*Work instructions*:
Any pictures in the records below should be skipped; write out everything else exactly.

****************************************

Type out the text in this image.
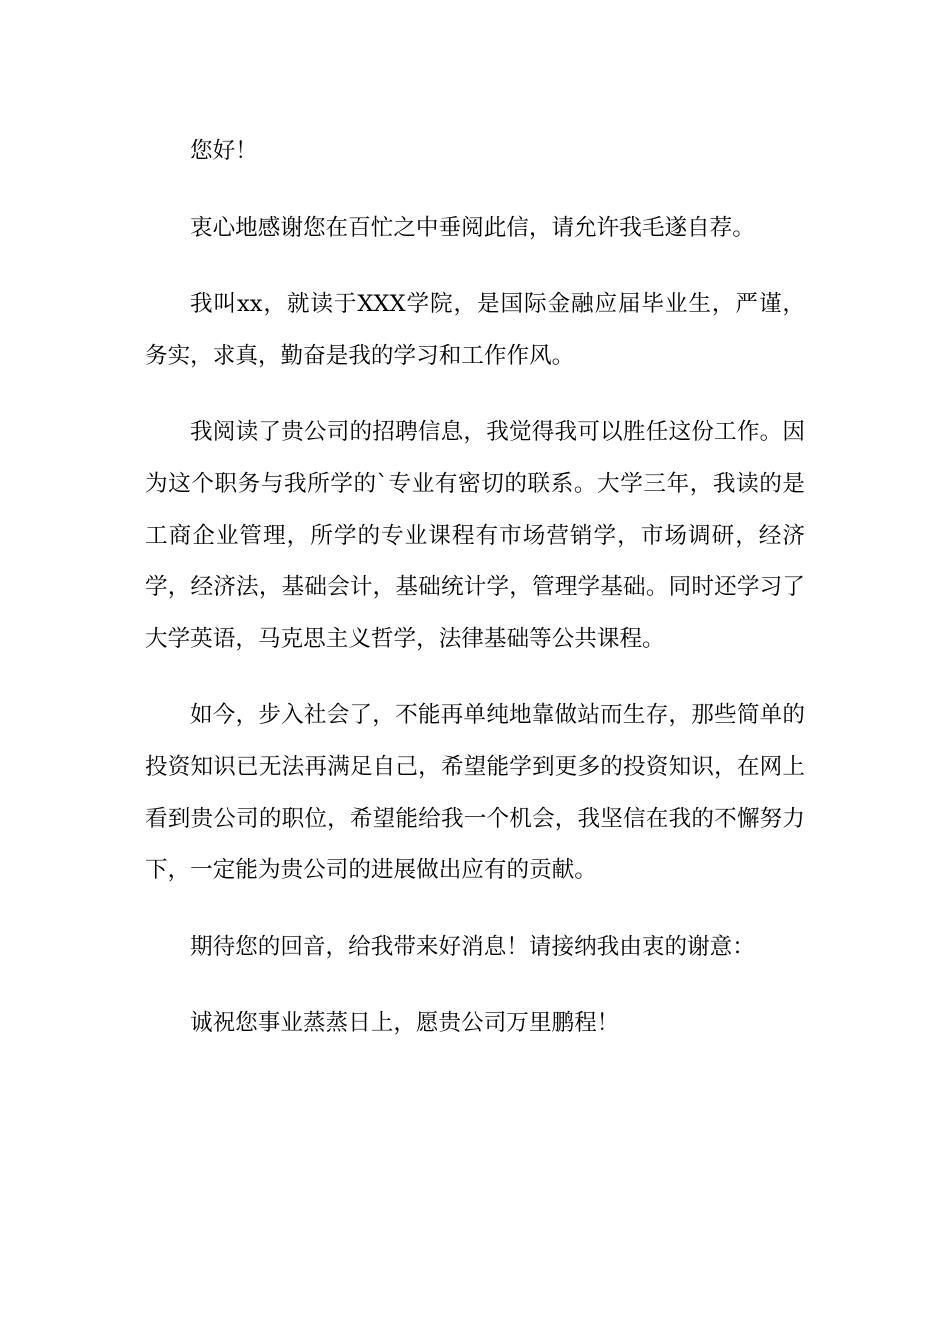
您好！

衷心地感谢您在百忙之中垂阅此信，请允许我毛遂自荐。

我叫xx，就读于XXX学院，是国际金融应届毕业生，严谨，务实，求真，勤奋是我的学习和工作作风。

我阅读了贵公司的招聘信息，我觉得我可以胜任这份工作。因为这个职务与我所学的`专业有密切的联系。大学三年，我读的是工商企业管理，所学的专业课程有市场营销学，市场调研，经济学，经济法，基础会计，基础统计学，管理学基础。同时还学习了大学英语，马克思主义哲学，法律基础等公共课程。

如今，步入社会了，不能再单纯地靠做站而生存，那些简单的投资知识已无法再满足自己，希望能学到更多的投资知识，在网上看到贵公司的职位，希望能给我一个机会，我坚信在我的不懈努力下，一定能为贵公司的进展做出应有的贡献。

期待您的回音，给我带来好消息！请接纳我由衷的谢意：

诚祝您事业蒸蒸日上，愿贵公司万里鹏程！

****************************************

*Task response*:
Type out the text in this image.
您好！

衷心地感谢您在百忙之中垂阅此信，请允许我毛遂自荐。

我叫xx，就读于XXX学院，是国际金融应届毕业生，严谨，务实，求真，勤奋是我的学习和工作作风。

我阅读了贵公司的招聘信息，我觉得我可以胜任这份工作。因为这个职务与我所学的`专业有密切的联系。大学三年，我读的是工商企业管理，所学的专业课程有市场营销学，市场调研，经济学，经济法，基础会计，基础统计学，管理学基础。同时还学习了大学英语，马克思主义哲学，法律基础等公共课程。

如今，步入社会了，不能再单纯地靠做站而生存，那些简单的投资知识已无法再满足自己，希望能学到更多的投资知识，在网上看到贵公司的职位，希望能给我一个机会，我坚信在我的不懈努力下，一定能为贵公司的进展做出应有的贡献。

期待您的回音，给我带来好消息！请接纳我由衷的谢意：

诚祝您事业蒸蒸日上，愿贵公司万里鹏程！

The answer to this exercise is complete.